[start DATASET EXTRACT]

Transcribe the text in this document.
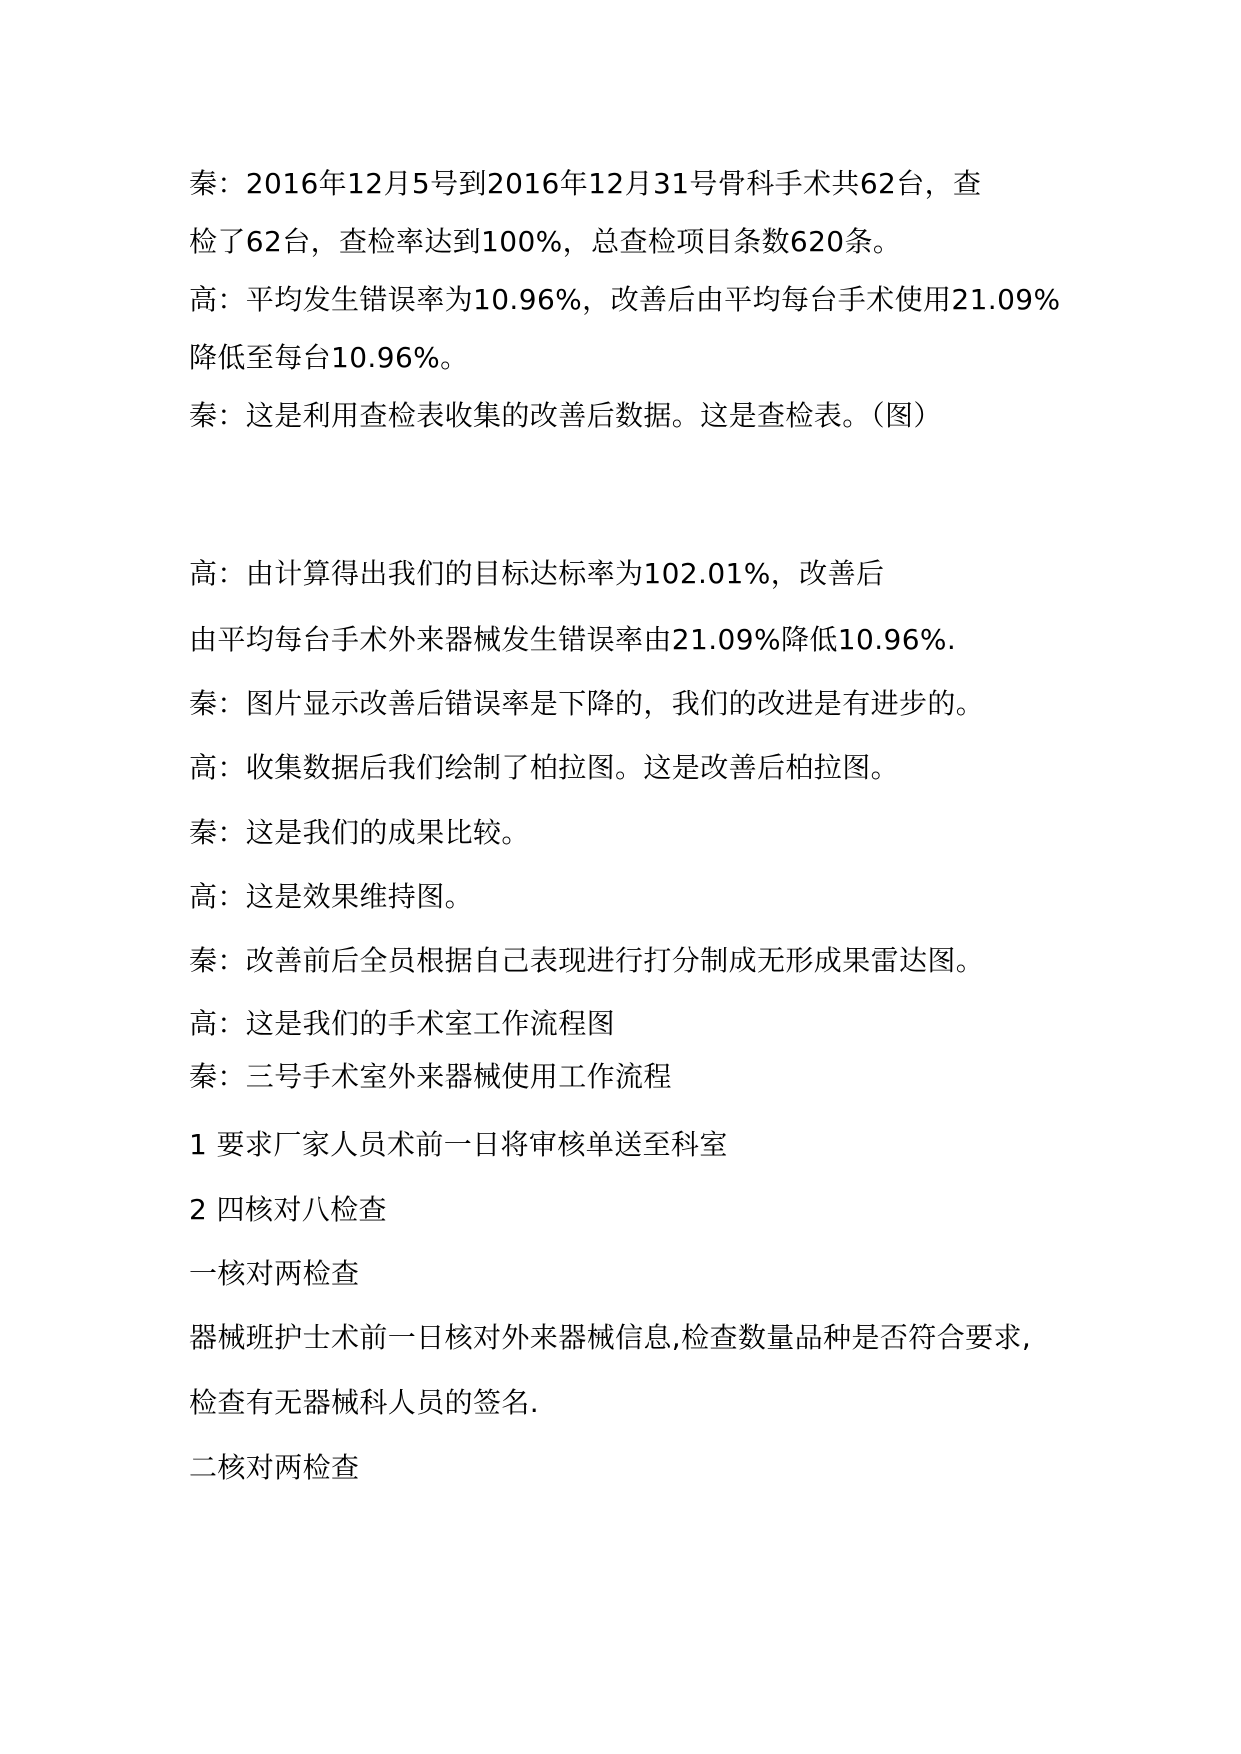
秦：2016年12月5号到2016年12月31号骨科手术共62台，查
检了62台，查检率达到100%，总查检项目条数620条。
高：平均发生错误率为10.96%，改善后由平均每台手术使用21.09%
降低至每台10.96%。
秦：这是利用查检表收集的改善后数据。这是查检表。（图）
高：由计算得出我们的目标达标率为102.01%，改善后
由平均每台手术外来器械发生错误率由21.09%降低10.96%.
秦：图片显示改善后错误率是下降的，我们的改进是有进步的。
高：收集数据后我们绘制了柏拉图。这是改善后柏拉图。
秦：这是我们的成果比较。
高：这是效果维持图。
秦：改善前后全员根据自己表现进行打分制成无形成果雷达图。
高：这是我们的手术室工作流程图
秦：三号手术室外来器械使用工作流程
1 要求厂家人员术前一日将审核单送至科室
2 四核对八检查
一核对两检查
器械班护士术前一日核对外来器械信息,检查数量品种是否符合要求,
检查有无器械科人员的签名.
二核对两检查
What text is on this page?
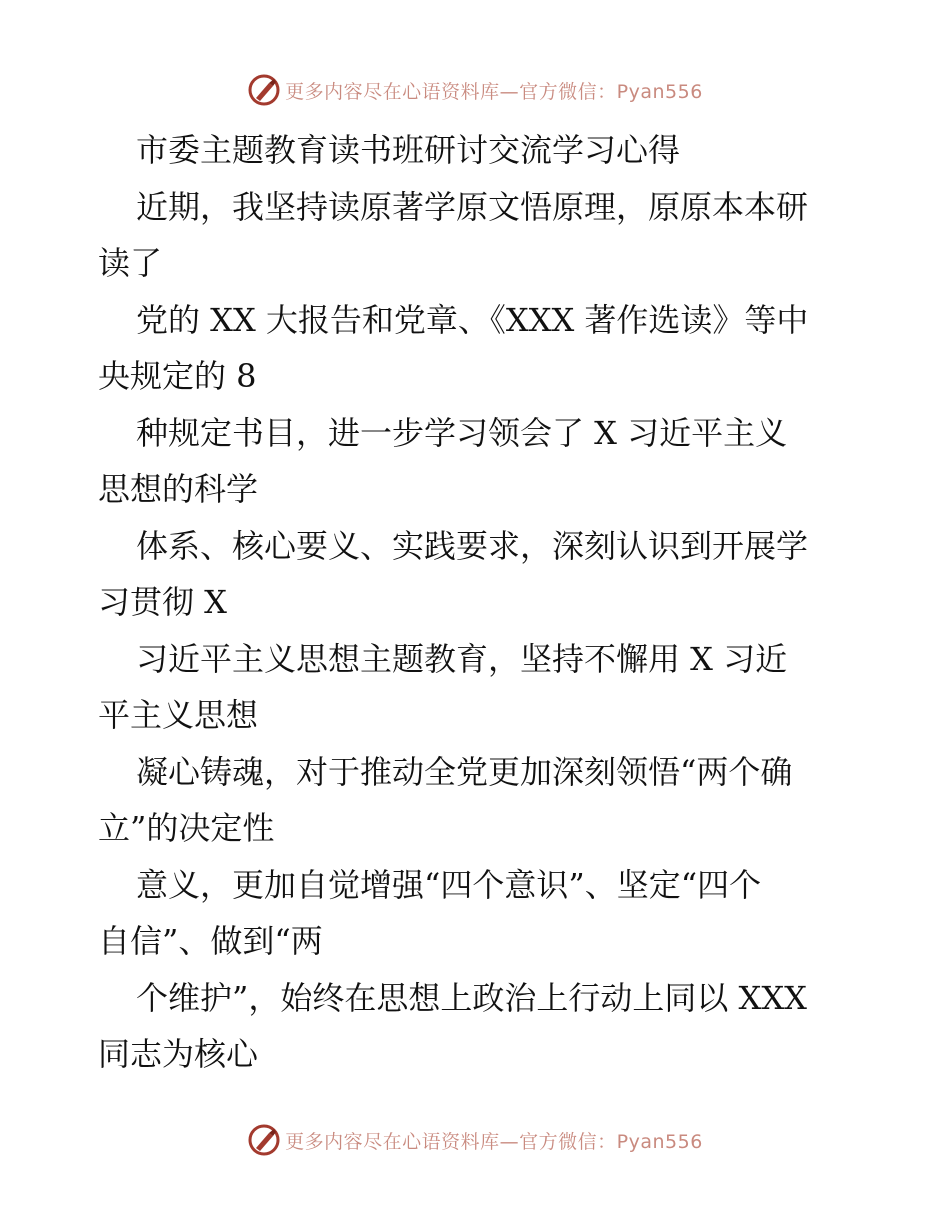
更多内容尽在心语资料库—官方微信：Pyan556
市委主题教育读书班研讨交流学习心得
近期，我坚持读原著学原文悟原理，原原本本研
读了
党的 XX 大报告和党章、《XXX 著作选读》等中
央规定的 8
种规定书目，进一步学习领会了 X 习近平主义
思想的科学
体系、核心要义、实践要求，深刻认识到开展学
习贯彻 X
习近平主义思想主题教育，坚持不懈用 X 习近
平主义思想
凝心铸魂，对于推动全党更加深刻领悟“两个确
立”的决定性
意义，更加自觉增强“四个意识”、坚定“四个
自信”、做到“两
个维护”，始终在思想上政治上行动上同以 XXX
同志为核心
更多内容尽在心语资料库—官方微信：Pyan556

[end DATASET EXTRACT]

◆ AIM ◆
From the data above, pick out each line containing "this" and copy it.

◆ CORRECT RESULT ◆
Transcribe the text in this document.
What text is on this page?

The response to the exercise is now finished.